SUPPLIED ENTRIES:
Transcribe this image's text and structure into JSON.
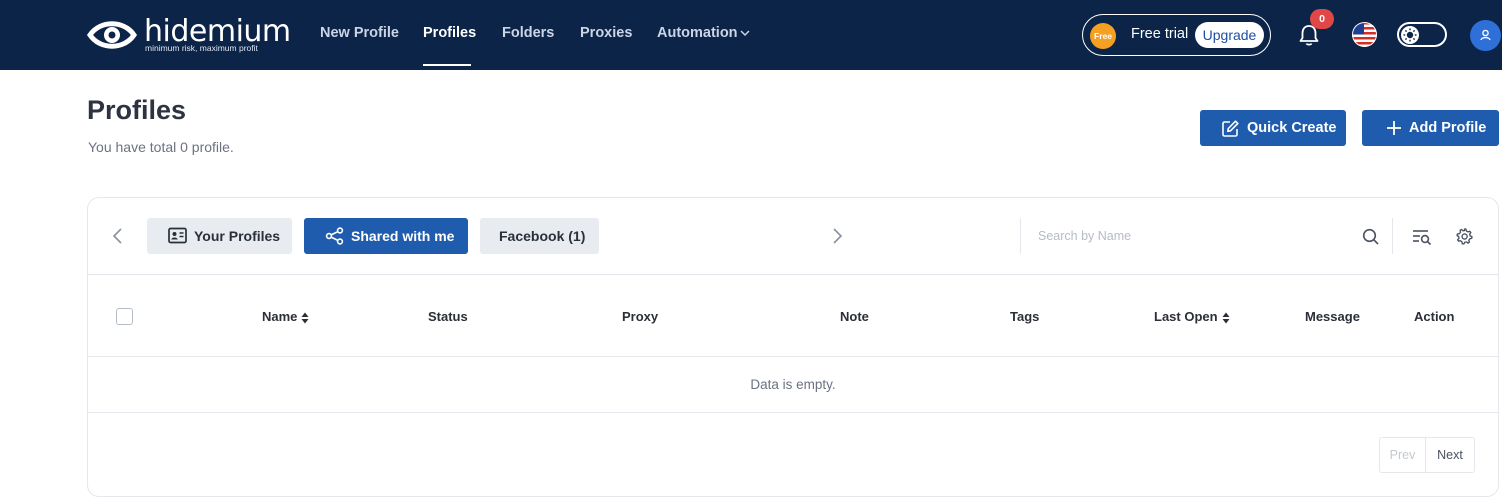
{
  "brand": {
    "name": "hidemium",
    "tagline": "minimum risk, maximum profit"
  },
  "nav": {
    "items": [
      {
        "label": "New Profile"
      },
      {
        "label": "Profiles",
        "active": true
      },
      {
        "label": "Folders"
      },
      {
        "label": "Proxies"
      },
      {
        "label": "Automation"
      }
    ]
  },
  "header": {
    "free_badge": "Free",
    "trial_text": "Free trial",
    "upgrade_label": "Upgrade",
    "notification_count": "0",
    "language_icon": "us-flag-icon",
    "theme_icon": "sun-icon",
    "avatar_icon": "user-icon"
  },
  "page": {
    "title": "Profiles",
    "subtitle": "You have total 0 profile.",
    "quick_create_label": "Quick Create",
    "add_profile_label": "Add Profile"
  },
  "tabs": [
    {
      "label": "Your Profiles",
      "icon": "id-card-icon"
    },
    {
      "label": "Shared with me",
      "icon": "share-icon",
      "active": true
    },
    {
      "label": "Facebook (1)"
    }
  ],
  "search": {
    "placeholder": "Search by Name",
    "value": ""
  },
  "table": {
    "columns": [
      "Name",
      "Status",
      "Proxy",
      "Note",
      "Tags",
      "Last Open",
      "Message",
      "Action"
    ],
    "sortable": [
      "Name",
      "Last Open"
    ],
    "rows": [],
    "empty_text": "Data is empty."
  },
  "pagination": {
    "prev_label": "Prev",
    "next_label": "Next"
  },
  "colors": {
    "header_bg": "#0b2447",
    "primary": "#1f5cad",
    "badge_red": "#e04848",
    "free_orange": "#f5a023"
  }
}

AIM OF THE EXERCISE: Write the records out again in full, exactly, and skip every picture.

FINAL RESULT:
Transcribe this image's text and structure into JSON.
{
  "brand": {
    "name": "hidemium",
    "tagline": "minimum risk, maximum profit"
  },
  "nav": {
    "items": [
      {
        "label": "New Profile"
      },
      {
        "label": "Profiles",
        "active": true
      },
      {
        "label": "Folders"
      },
      {
        "label": "Proxies"
      },
      {
        "label": "Automation"
      }
    ]
  },
  "header": {
    "free_badge": "Free",
    "trial_text": "Free trial",
    "upgrade_label": "Upgrade",
    "notification_count": "0",
    "language_icon": "us-flag-icon",
    "theme_icon": "sun-icon",
    "avatar_icon": "user-icon"
  },
  "page": {
    "title": "Profiles",
    "subtitle": "You have total 0 profile.",
    "quick_create_label": "Quick Create",
    "add_profile_label": "Add Profile"
  },
  "tabs": [
    {
      "label": "Your Profiles",
      "icon": "id-card-icon"
    },
    {
      "label": "Shared with me",
      "icon": "share-icon",
      "active": true
    },
    {
      "label": "Facebook (1)"
    }
  ],
  "search": {
    "placeholder": "Search by Name",
    "value": ""
  },
  "table": {
    "columns": [
      "Name",
      "Status",
      "Proxy",
      "Note",
      "Tags",
      "Last Open",
      "Message",
      "Action"
    ],
    "sortable": [
      "Name",
      "Last Open"
    ],
    "rows": [],
    "empty_text": "Data is empty."
  },
  "pagination": {
    "prev_label": "Prev",
    "next_label": "Next"
  },
  "colors": {
    "header_bg": "#0b2447",
    "primary": "#1f5cad",
    "badge_red": "#e04848",
    "free_orange": "#f5a023"
  }
}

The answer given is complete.